📩 Spam Message Detection (ML-Based)

A machine learning project that classifies SMS messages as spam or ham using text preprocessing, TF-IDF feature extraction, and a Multinomial Naive Bayes classifier.
This project also includes an interactive spam checker that allows users to classify custom messages in real-time through the terminal.

📖 Overview

This project trains a machine learning model to detect whether a message is spam (unwanted advertisements, fraud messages) or ham (legitimate messages).
It uses:

Regex-based text cleaning
TF-IDF vectorizer
Multinomial Naive Bayes
Train/Test splitting with stratification
Detailed evaluation metrics

The script also includes an interactive input mode to test custom messages.

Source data
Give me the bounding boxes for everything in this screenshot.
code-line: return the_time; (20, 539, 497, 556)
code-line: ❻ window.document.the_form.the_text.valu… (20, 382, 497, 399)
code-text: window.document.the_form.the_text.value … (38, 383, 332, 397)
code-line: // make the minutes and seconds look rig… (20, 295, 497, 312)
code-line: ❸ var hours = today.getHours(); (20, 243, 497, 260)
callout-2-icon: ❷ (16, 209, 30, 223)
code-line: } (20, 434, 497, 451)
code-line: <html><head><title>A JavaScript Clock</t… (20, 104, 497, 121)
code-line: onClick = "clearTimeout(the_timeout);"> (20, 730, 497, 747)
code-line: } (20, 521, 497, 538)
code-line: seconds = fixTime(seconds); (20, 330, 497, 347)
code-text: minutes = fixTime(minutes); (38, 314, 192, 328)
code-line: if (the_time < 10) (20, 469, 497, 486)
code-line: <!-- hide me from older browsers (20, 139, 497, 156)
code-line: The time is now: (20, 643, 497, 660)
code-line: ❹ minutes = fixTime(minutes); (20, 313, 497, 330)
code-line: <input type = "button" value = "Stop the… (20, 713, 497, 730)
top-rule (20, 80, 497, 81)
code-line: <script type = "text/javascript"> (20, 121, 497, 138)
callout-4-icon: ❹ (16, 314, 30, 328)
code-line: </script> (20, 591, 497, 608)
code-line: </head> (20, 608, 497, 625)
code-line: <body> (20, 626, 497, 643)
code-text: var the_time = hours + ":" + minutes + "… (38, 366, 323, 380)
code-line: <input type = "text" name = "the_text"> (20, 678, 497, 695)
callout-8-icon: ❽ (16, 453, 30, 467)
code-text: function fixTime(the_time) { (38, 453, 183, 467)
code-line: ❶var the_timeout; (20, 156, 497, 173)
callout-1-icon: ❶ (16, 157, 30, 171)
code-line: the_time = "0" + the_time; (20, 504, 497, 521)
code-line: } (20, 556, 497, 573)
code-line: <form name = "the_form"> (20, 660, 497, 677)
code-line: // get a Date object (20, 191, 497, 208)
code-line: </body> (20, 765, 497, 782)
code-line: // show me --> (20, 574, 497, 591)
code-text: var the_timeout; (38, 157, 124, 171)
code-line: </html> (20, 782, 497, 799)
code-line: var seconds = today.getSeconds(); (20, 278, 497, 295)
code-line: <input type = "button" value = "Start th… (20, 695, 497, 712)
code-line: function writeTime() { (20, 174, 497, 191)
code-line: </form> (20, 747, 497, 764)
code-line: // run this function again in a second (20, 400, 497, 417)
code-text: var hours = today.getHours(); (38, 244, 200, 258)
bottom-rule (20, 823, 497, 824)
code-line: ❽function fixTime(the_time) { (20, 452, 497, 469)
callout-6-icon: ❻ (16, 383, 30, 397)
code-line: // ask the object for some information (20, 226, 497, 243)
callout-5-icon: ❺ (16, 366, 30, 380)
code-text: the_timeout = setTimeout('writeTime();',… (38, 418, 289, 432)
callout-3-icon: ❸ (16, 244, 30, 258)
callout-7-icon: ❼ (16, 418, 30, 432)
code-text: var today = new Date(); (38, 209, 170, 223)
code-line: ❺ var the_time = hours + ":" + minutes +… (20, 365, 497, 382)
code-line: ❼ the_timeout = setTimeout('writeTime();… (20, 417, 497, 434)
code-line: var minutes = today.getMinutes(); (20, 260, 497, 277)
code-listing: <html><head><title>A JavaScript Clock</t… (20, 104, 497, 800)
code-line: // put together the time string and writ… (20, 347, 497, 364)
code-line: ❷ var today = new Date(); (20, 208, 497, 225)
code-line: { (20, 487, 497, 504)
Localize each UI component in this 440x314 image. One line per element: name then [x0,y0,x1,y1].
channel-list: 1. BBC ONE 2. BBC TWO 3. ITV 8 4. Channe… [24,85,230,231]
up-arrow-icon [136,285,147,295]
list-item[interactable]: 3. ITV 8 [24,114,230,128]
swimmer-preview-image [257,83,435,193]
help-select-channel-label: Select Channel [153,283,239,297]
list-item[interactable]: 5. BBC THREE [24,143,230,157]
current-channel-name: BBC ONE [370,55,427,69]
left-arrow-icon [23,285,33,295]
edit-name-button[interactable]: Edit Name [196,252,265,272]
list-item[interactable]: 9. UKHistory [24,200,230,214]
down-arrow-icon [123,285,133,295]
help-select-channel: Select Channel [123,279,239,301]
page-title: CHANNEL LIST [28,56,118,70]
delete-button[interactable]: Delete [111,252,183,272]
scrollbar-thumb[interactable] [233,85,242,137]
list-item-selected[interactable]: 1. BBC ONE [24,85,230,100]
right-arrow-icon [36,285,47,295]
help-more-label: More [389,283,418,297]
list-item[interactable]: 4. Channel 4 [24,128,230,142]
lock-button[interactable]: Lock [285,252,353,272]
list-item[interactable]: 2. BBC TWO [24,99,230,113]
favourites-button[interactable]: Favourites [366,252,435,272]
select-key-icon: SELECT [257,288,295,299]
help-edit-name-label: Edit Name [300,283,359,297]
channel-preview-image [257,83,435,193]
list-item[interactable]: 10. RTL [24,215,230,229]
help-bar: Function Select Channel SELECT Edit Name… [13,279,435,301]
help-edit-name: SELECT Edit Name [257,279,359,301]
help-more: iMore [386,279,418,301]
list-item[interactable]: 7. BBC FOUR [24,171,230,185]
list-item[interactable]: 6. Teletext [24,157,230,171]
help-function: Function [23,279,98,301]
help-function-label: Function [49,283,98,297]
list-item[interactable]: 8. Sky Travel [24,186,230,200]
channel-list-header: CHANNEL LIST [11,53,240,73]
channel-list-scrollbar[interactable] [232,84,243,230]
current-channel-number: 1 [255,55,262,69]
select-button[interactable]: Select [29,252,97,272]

**Given problem**
Reproduce the spam message detection project description word for word, in full.

**Response to the exercise**
📩 Spam Message Detection (ML-Based)

A machine learning project that classifies SMS messages as spam or ham using text preprocessing, TF-IDF feature extraction, and a Multinomial Naive Bayes classifier.
This project also includes an interactive spam checker that allows users to classify custom messages in real-time through the terminal.

📖 Overview

This project trains a machine learning model to detect whether a message is spam (unwanted advertisements, fraud messages) or ham (legitimate messages).
It uses:

Regex-based text cleaning
TF-IDF vectorizer
Multinomial Naive Bayes
Train/Test splitting with stratification
Detailed evaluation metrics

The script also includes an interactive input mode to test custom messages.